----- EXERCISE DATA -----

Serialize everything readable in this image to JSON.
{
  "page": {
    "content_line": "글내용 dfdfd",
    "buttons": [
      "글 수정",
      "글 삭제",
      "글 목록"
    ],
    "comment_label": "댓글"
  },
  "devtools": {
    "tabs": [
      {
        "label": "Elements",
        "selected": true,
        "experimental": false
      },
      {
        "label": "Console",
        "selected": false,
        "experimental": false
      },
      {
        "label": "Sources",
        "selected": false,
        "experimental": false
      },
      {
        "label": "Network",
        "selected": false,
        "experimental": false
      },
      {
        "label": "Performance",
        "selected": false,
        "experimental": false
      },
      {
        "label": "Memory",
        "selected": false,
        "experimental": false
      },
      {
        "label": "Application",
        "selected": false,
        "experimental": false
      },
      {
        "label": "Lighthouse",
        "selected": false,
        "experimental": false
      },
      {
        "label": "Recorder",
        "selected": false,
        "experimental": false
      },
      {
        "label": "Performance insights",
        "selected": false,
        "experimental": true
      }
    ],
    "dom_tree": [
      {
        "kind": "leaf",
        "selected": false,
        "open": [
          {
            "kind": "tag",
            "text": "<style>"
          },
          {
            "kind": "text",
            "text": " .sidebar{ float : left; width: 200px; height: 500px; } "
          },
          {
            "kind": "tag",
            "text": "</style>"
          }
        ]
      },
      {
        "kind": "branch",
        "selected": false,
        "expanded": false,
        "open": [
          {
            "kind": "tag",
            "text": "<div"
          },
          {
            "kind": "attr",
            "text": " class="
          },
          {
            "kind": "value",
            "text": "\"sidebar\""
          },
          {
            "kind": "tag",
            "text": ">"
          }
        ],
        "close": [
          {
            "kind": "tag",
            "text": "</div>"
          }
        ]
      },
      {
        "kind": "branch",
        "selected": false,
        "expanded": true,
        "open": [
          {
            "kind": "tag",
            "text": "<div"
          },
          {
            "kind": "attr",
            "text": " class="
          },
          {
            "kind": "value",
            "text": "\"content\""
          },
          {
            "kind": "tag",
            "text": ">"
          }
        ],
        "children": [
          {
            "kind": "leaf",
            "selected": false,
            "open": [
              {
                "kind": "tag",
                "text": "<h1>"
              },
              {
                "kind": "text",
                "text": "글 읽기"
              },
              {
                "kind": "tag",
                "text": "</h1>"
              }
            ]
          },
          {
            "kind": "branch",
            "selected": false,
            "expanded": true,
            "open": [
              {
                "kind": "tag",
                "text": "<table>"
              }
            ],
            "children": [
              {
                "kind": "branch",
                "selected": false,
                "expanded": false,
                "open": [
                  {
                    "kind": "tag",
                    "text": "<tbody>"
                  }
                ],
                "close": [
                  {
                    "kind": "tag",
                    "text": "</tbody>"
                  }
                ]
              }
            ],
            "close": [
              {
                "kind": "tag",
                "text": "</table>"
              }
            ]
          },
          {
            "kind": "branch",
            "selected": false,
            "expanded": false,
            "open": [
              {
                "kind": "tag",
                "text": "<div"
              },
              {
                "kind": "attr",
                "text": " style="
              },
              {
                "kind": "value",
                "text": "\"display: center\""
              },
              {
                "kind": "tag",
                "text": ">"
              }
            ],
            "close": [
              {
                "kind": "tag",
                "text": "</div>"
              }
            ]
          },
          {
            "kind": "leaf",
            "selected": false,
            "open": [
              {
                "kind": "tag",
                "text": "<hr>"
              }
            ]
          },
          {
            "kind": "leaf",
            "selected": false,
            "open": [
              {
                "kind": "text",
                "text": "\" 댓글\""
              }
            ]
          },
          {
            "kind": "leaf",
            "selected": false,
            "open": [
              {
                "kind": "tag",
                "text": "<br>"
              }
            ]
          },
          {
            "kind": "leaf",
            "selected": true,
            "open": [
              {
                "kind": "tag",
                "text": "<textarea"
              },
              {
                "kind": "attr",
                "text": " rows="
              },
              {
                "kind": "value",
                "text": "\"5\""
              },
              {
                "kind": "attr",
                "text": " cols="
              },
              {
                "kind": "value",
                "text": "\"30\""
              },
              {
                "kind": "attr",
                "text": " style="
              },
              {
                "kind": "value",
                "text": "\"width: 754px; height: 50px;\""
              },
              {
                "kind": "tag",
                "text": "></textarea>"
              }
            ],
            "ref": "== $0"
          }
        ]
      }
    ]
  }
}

-----

**WHAT IS BEING ASKED:** Return each line that includes "Performance".

**RESULT OF THIS EXERCISE:**
        "label": "Performance",
        "label": "Performance insights",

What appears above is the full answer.